/---

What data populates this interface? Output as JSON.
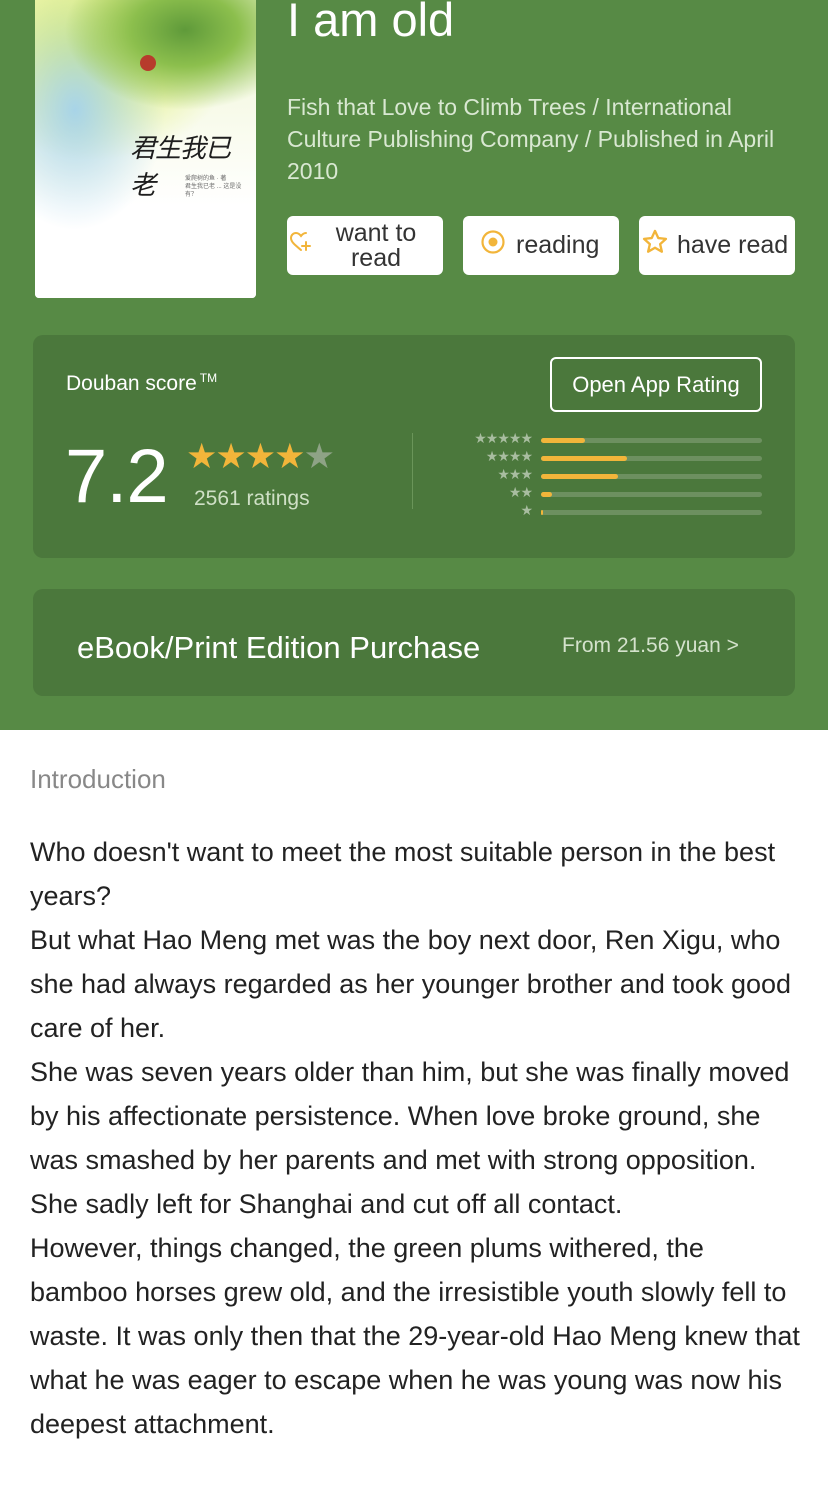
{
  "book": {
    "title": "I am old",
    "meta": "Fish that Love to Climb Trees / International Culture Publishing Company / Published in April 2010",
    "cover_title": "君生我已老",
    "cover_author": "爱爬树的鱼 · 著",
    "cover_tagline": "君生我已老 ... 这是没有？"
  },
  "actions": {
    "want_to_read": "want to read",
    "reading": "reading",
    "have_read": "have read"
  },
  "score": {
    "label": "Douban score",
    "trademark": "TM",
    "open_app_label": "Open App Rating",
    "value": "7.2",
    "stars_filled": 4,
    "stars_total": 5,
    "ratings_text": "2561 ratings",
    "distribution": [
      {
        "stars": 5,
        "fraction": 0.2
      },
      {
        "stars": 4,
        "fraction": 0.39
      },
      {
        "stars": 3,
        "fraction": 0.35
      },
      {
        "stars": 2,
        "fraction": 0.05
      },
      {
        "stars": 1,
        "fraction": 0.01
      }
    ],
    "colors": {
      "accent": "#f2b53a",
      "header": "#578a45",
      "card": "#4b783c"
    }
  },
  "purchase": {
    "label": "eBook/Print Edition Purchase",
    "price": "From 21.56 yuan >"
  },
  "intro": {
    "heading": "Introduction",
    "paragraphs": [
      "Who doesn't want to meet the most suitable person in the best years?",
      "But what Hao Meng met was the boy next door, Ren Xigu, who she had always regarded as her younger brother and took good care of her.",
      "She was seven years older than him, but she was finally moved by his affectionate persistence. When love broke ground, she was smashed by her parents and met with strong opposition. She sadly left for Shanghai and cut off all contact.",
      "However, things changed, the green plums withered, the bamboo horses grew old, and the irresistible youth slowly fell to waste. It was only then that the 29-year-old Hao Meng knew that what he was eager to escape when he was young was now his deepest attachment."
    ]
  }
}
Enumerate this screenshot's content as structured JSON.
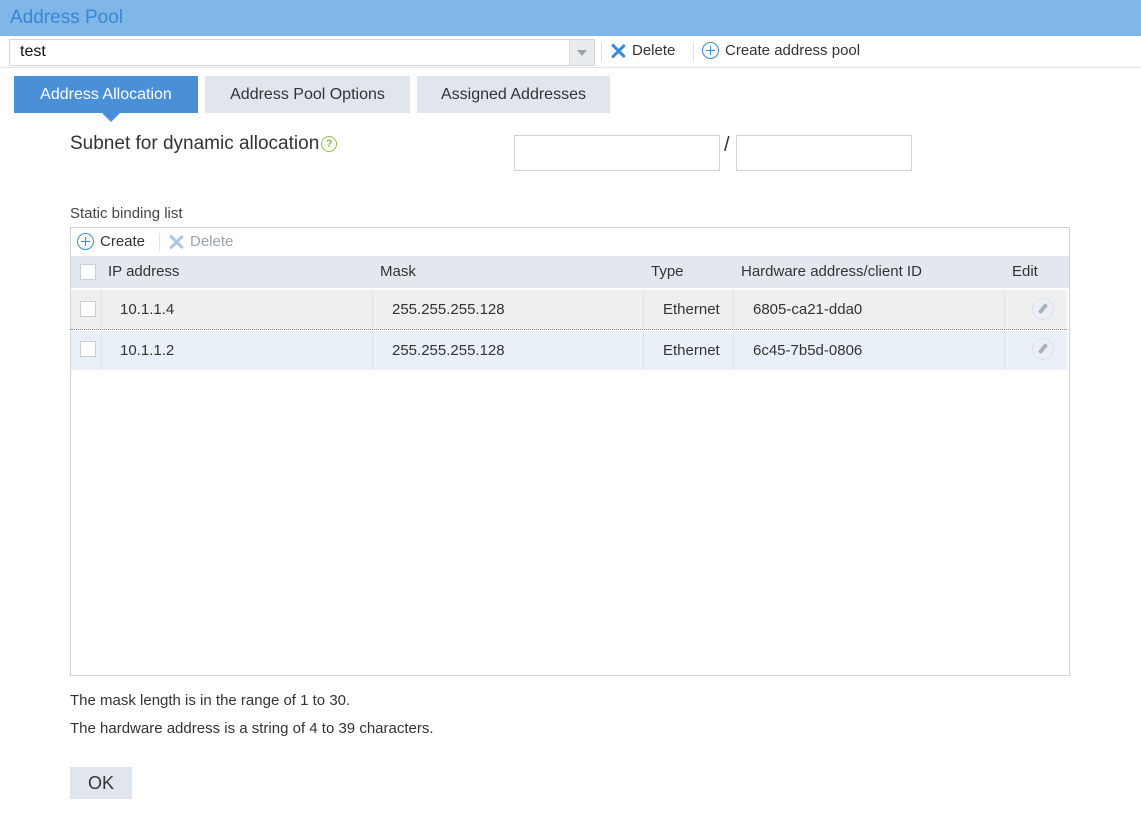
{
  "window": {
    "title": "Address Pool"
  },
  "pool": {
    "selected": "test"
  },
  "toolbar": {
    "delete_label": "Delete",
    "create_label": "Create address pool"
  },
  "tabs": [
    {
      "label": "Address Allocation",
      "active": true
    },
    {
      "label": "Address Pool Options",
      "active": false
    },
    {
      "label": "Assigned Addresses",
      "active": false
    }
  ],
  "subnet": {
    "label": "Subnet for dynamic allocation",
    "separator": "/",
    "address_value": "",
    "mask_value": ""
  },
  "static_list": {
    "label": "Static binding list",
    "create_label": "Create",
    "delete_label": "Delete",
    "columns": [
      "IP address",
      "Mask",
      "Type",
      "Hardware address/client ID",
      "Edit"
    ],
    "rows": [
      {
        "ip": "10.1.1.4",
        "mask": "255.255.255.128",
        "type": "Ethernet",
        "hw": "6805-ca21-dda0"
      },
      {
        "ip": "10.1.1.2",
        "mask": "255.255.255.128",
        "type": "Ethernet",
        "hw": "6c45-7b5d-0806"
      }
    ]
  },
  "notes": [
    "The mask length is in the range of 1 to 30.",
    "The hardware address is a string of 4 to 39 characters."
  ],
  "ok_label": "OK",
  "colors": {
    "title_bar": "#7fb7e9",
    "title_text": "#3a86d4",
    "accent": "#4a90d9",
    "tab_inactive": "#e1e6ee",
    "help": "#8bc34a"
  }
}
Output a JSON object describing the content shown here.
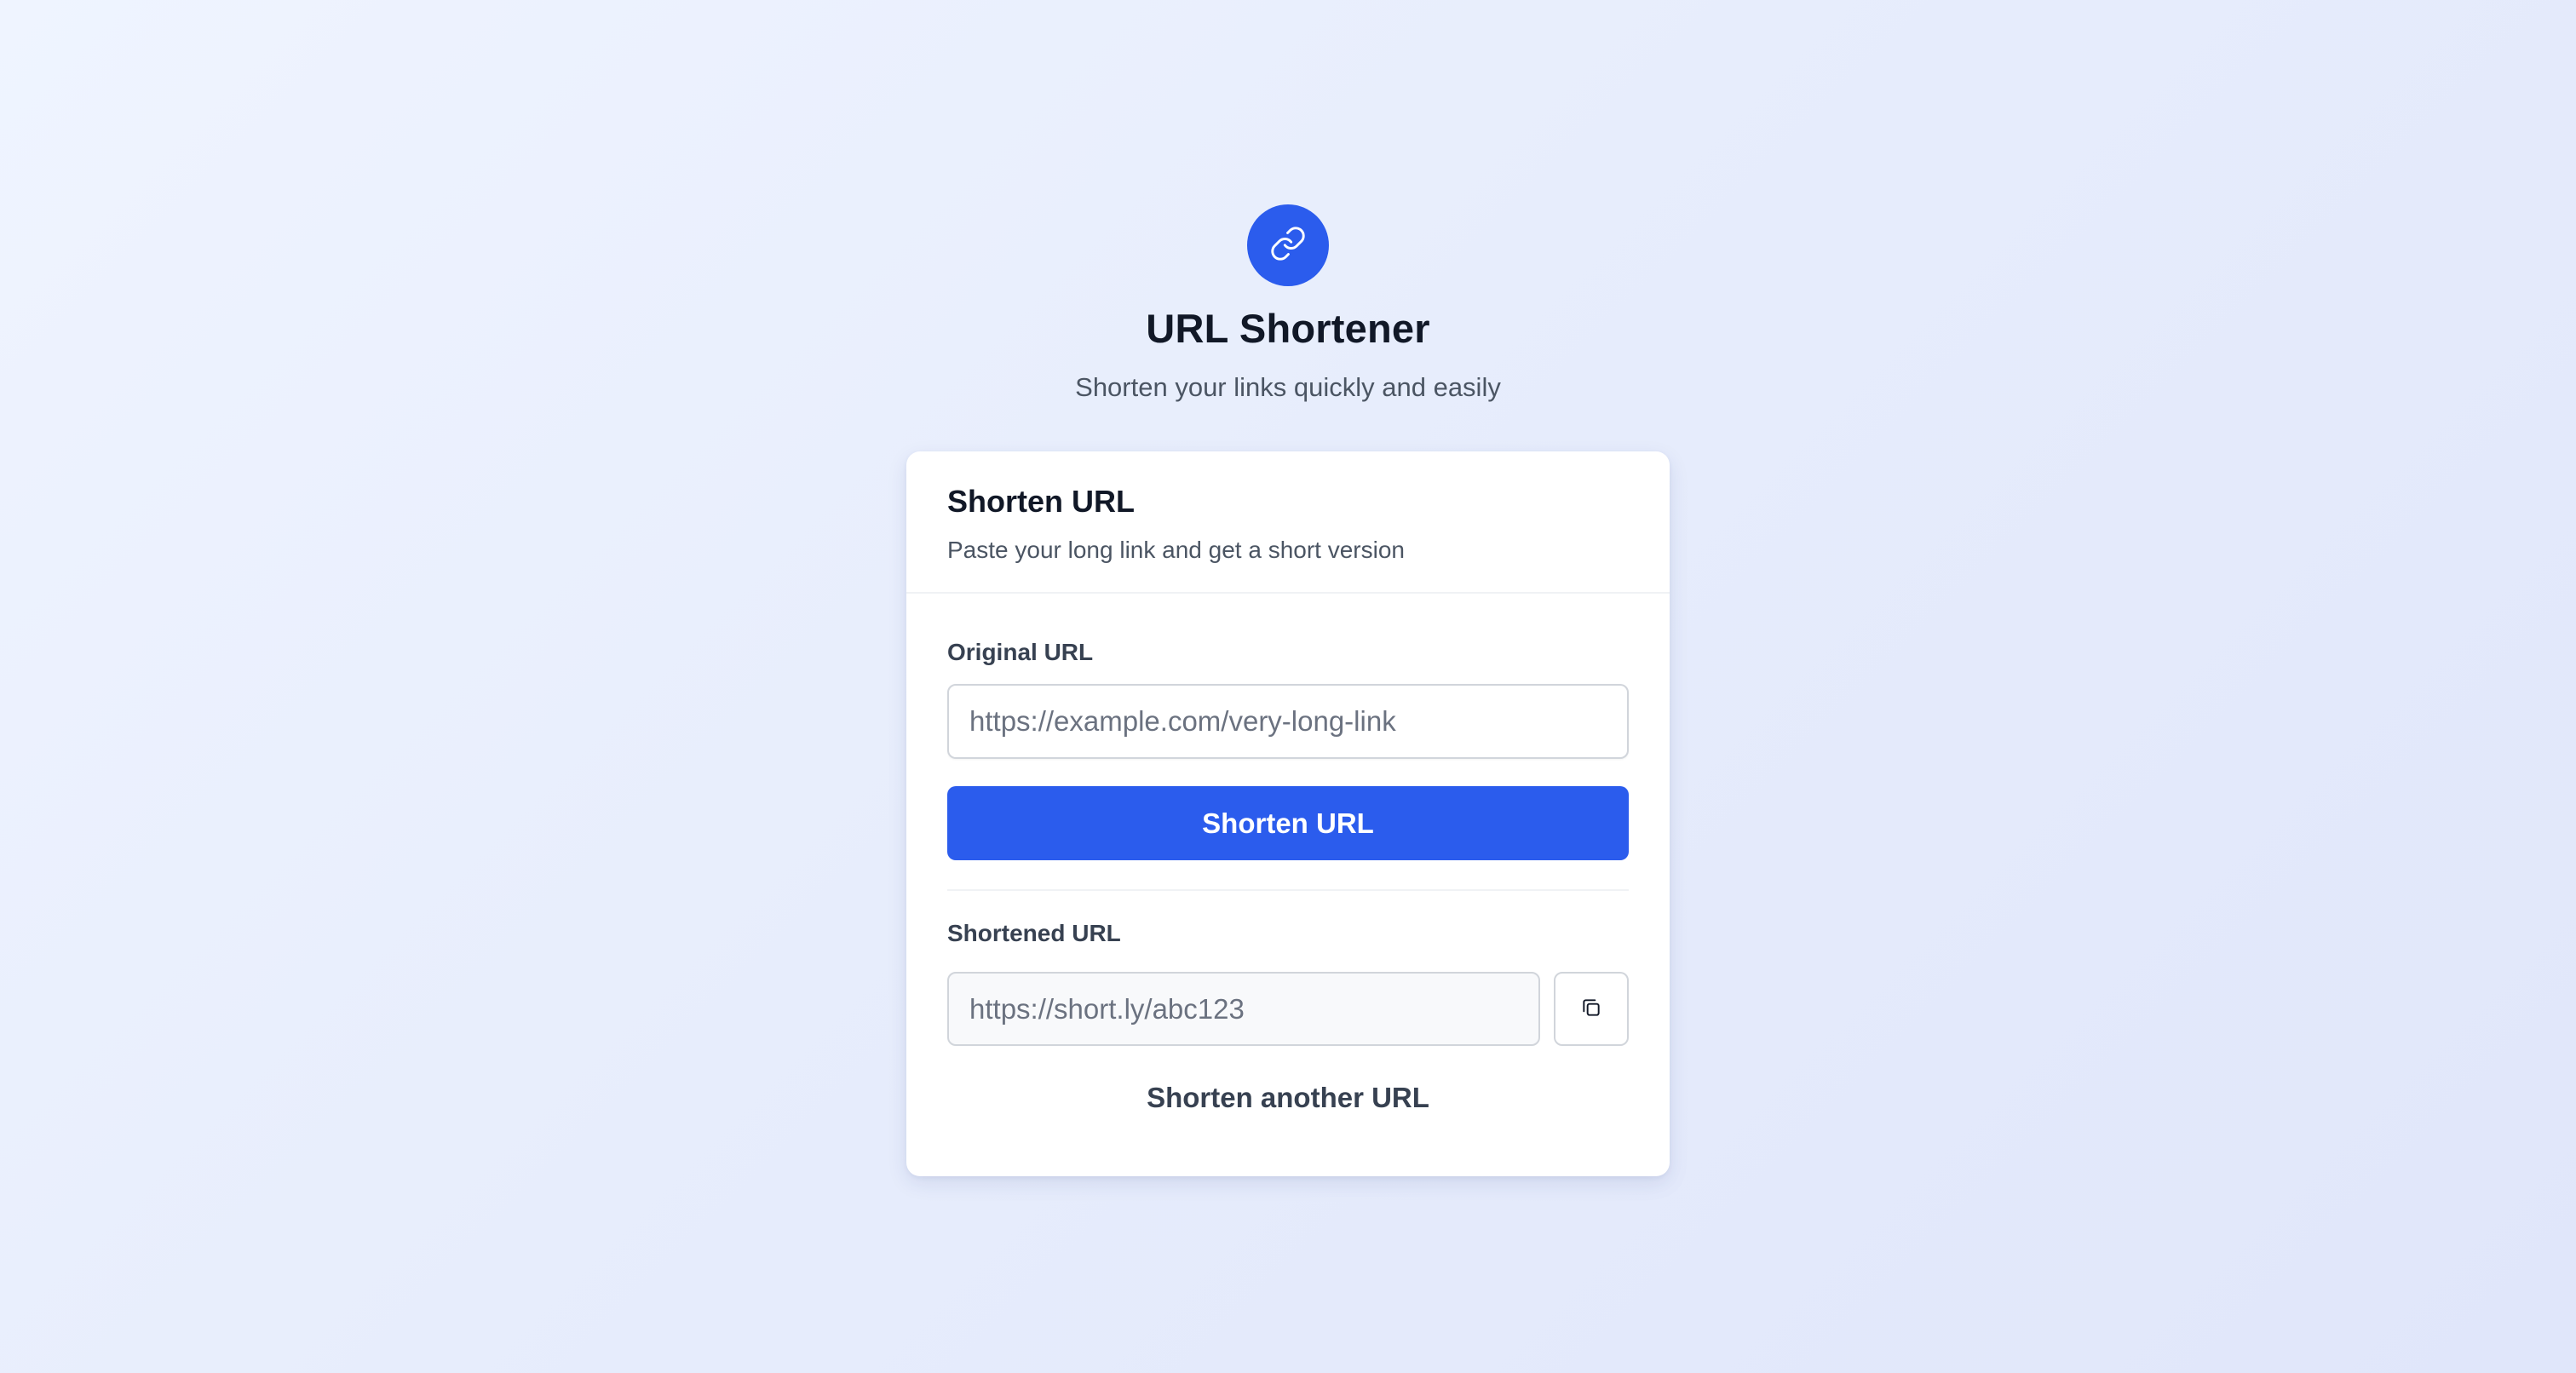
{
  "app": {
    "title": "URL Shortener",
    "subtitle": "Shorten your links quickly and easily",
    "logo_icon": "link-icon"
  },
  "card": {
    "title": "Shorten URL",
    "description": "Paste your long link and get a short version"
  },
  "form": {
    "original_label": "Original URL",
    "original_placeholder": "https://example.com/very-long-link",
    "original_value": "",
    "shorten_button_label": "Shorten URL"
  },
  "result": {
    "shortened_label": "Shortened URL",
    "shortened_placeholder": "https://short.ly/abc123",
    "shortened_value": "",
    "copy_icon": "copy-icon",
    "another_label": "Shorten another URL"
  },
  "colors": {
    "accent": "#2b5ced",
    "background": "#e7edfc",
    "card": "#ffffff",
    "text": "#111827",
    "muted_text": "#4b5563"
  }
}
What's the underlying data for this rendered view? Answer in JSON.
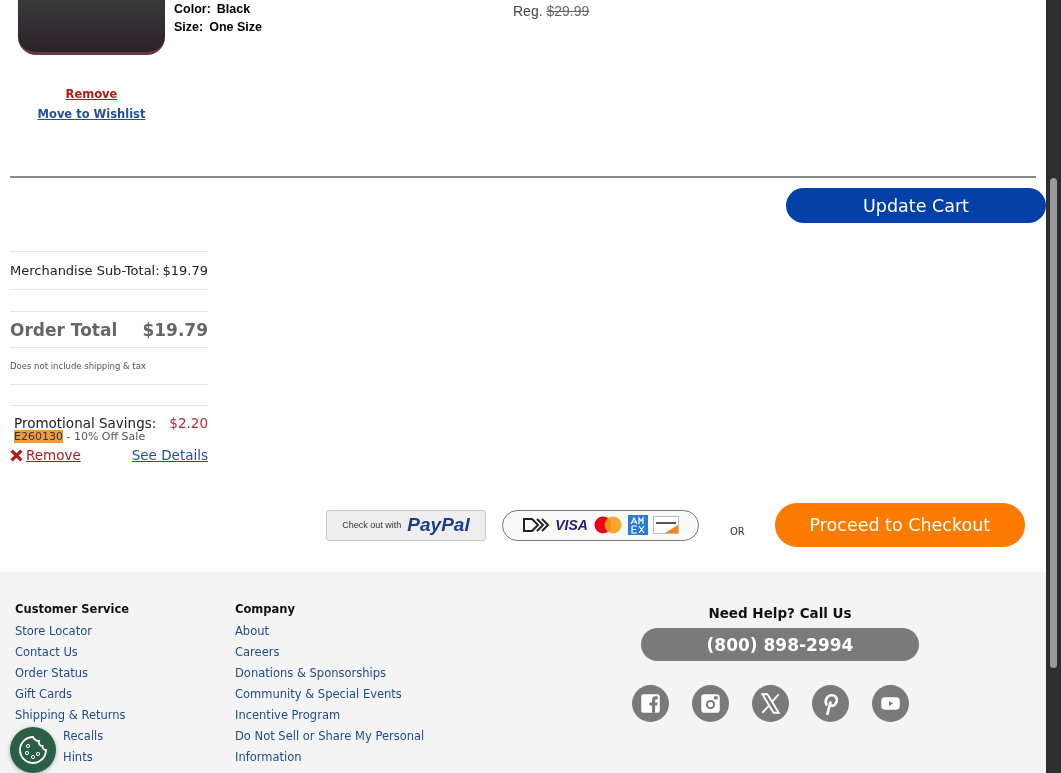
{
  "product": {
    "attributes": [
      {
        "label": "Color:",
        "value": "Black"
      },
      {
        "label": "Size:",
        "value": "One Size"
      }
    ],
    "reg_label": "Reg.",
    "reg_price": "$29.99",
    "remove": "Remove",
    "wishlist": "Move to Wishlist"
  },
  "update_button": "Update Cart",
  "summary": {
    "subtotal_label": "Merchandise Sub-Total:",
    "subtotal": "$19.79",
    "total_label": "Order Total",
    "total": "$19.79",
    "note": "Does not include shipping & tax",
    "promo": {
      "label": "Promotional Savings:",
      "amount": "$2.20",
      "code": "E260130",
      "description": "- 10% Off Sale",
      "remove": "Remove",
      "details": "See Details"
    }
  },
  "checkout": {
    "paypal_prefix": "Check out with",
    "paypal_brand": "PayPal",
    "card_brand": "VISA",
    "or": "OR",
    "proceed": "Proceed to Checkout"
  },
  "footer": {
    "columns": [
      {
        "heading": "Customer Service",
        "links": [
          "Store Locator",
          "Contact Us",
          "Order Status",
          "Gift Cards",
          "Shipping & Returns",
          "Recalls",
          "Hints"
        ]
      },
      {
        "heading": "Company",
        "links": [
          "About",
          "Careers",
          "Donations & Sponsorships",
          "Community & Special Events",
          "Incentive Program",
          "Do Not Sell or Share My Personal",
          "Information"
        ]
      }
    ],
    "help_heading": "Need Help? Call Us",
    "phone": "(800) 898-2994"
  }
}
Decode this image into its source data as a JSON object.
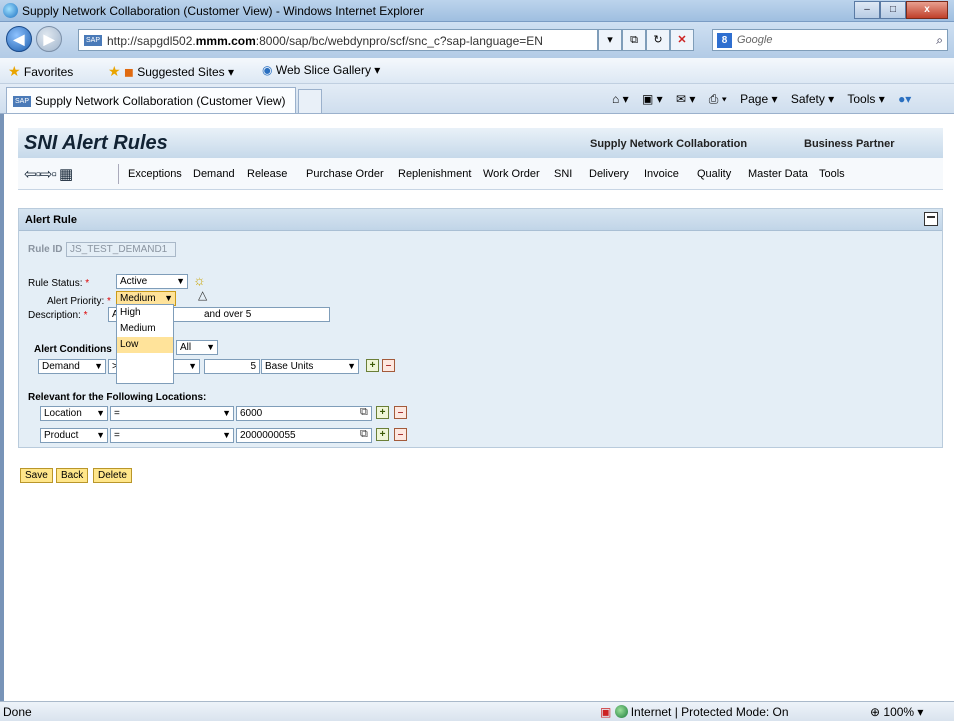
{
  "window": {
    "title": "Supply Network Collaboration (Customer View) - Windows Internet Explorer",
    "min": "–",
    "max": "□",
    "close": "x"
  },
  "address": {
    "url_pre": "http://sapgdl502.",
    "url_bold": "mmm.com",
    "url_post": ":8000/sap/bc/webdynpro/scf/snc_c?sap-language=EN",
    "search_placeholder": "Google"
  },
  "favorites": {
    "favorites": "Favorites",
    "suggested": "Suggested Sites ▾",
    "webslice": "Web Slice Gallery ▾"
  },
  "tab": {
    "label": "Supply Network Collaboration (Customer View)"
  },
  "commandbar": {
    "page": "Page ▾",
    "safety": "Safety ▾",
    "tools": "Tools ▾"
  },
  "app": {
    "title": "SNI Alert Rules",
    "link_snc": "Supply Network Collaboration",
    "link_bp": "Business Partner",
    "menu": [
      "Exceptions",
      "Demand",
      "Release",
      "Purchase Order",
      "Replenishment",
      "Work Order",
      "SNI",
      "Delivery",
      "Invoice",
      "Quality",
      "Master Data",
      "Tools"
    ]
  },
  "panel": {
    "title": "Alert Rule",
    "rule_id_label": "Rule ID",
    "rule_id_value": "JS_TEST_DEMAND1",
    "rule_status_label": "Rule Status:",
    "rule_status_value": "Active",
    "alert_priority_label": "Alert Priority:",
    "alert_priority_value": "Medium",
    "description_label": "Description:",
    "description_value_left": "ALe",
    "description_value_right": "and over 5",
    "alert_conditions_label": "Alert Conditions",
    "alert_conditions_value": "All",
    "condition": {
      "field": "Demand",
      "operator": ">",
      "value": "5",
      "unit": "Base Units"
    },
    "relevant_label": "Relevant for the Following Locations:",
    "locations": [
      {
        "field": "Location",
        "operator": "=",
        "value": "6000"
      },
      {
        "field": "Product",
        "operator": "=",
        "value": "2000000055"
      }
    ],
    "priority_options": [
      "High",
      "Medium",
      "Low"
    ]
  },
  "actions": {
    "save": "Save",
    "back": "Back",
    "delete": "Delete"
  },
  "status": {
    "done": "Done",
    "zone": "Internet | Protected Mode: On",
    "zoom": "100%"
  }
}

\---

Set task =
Find the lines holding "Medium" and list every one.

Answer below =
    "alert_priority_value": "Medium",
      "Medium",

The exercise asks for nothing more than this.